- Vorliegender Text -
Auch dieses Mal glänzte Landrat Dr. Werner Henning (CDU) mit Inkompetenz und Ignoranz und betonte, es sei “kein guter Stil, wenn der Eindruck erweckt wird, dass der Kreistag hier Dinge bewegen könnte“. Sein Kollege Rolf Berend (ebenfalls CDU), ehemals Mitglied des EU-Parlaments, zerriss demonstrativ das Flugblatt der Flüchtlingsinitiative und nannte es “einen Skandal”, dass das Isolationslager Breitenworbis als solches bezeichnet würde, da “der Begriff Lager in Deutschland eine ganz andere Bedeutung” habe. Nach einer Stunde Diskussion wurde der Antrag gestellt, den Punkt 9 von der Tagesordnung zu streichen. Die Fraktionen der FDP und CDU stimmten dafür und somit war die Debatte für diesen Abend beendet. Kaum verwunderlich ist, dass die NPD am darauf folgenden Samstag, dem 29. März, in Heiligenstadt mit Flyern gegen die “Asylflut” hetzte und auf Stimmenfang ging. In dem Flugblatt wird einmal mehr die Lüge verbreitet, die meisten Flüchtlinge seien Wirtschaftsflüchtlinge und wollten es sich in der sozialen Hängematte bequem machen.
Der Umgang des Landkreises Eichsfeld mit hilfsbedürftigen Menschen ist ekelhaft. Die aktuelle Politik schürt weiterhin rassistische Ressentiments, redet die menschenunwürdigen Zustände schön und legt Menschen, die sich für die Rechte von Geflüchteten stark machen, bewusst Steine in den Weg. Die Strategie des „Aktiven Ignorierens“, die Landrat Henning auch in Bezug auf das nunmehr im 5. Jahr stattfindende Rechtsrock-Festival in Leinefelde an den Tag legt, setzt sich im Umgang mit den Geflüchteten fort.

- Datensammlung -
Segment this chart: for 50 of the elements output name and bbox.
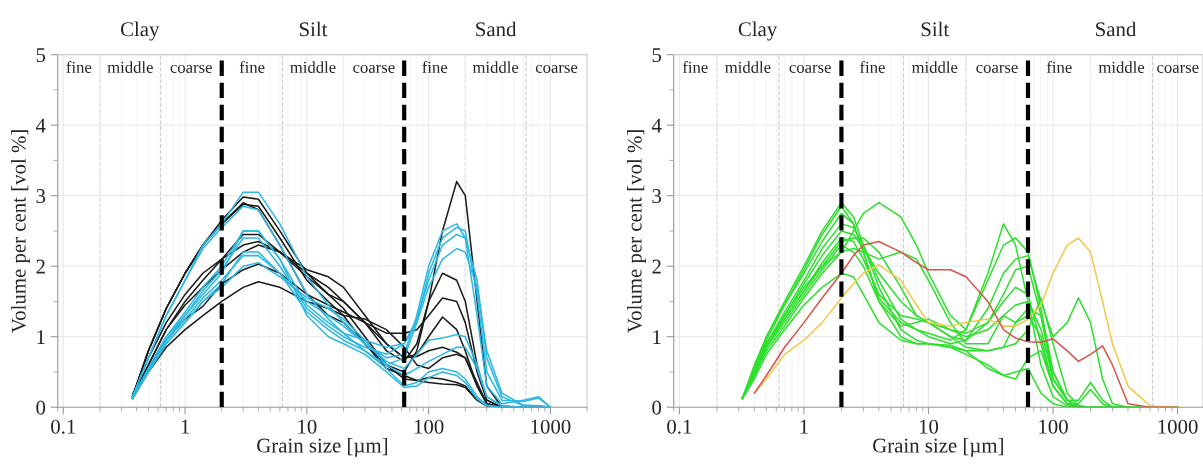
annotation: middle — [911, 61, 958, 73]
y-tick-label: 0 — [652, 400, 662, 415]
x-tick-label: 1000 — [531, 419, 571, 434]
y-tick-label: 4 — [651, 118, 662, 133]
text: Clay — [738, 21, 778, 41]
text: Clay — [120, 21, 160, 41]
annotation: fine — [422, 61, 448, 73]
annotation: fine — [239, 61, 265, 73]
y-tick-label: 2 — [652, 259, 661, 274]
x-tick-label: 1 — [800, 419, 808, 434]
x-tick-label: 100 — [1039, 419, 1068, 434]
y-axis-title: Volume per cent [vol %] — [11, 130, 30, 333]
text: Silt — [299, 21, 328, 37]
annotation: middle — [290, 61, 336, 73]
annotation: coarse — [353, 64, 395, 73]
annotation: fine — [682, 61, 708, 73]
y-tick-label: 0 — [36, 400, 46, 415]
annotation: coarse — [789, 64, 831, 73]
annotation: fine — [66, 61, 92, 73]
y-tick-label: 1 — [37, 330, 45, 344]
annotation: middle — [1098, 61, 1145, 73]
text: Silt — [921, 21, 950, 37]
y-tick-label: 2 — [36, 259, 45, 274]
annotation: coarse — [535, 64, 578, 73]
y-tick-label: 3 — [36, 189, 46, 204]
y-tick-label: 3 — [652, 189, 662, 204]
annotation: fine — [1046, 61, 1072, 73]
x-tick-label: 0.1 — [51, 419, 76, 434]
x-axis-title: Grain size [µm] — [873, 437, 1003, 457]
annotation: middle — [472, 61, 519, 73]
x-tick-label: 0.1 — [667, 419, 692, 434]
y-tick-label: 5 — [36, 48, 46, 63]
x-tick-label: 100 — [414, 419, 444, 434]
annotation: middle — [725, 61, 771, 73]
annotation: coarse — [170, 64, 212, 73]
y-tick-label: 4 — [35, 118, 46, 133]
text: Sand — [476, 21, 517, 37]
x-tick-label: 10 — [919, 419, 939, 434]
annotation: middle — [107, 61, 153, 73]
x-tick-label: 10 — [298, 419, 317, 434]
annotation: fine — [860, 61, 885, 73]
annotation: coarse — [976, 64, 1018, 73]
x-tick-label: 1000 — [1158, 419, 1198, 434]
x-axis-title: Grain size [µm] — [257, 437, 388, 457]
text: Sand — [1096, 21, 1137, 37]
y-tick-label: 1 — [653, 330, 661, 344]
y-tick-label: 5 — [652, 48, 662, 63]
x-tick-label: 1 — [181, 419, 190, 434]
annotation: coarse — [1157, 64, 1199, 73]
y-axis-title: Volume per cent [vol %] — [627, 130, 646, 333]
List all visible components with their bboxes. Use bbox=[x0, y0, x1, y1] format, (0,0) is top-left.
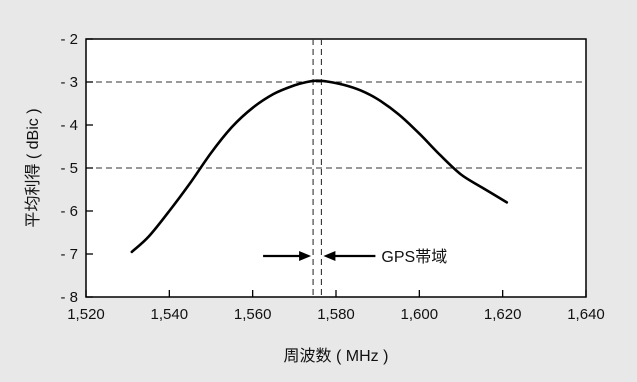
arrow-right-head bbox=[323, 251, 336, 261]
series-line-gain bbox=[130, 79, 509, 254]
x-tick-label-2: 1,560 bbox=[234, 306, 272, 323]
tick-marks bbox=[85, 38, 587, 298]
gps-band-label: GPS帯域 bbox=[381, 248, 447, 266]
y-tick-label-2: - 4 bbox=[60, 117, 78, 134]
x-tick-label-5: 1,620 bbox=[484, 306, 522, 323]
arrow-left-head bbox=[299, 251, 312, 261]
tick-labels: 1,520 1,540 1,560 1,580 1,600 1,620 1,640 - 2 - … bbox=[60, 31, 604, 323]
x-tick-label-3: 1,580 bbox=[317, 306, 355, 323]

- Aufgabe A -
Beantworten Sie zum Text über die Kreistagsdebatte im Eichsfeld diese Fragen:
(i) Welche Fraktionen stimmten dafür, Punkt 9 von der Tagesordnung zu streichen?
(ii) An welchem Tag verteilte die NPD in Heiligenstadt Flyer?
(iii) Im wievielten Jahr findet das Rechtsrock-Festival in Leinefelde statt?
- Aufgabe B -
Greifen Sie den Text über die Kreistagsdebatte im Eichsfeld bitte auf und schreiben Sie ihn nach seinem letzten Satz weiter.
Die Einträge spielen hierfür keine Rolle.

- Antwort A -
(i) Die Fraktionen der FDP und CDU.
(ii) Am Samstag, dem 29. März.
(iii) Im 5. Jahr.

- Antwort B -
Es ist aus unserer Sicht deshalb mehr als gerechtfertigt, den wichtigen „Preis für die größtmögliche Gemeinheit 2014“ der CDU-Fraktion und Dr. Henning zu verleihen. Sie haben sich diese Auszeichnung redlich verdient.

Association Progrès

 

Auf die Preisverleihung am Tag des Flüchtlings, dem 26.09., warten wir jetzt gespannt. Wer auch immer die Preise bekommt, hat sie mit Sicherheit verdient.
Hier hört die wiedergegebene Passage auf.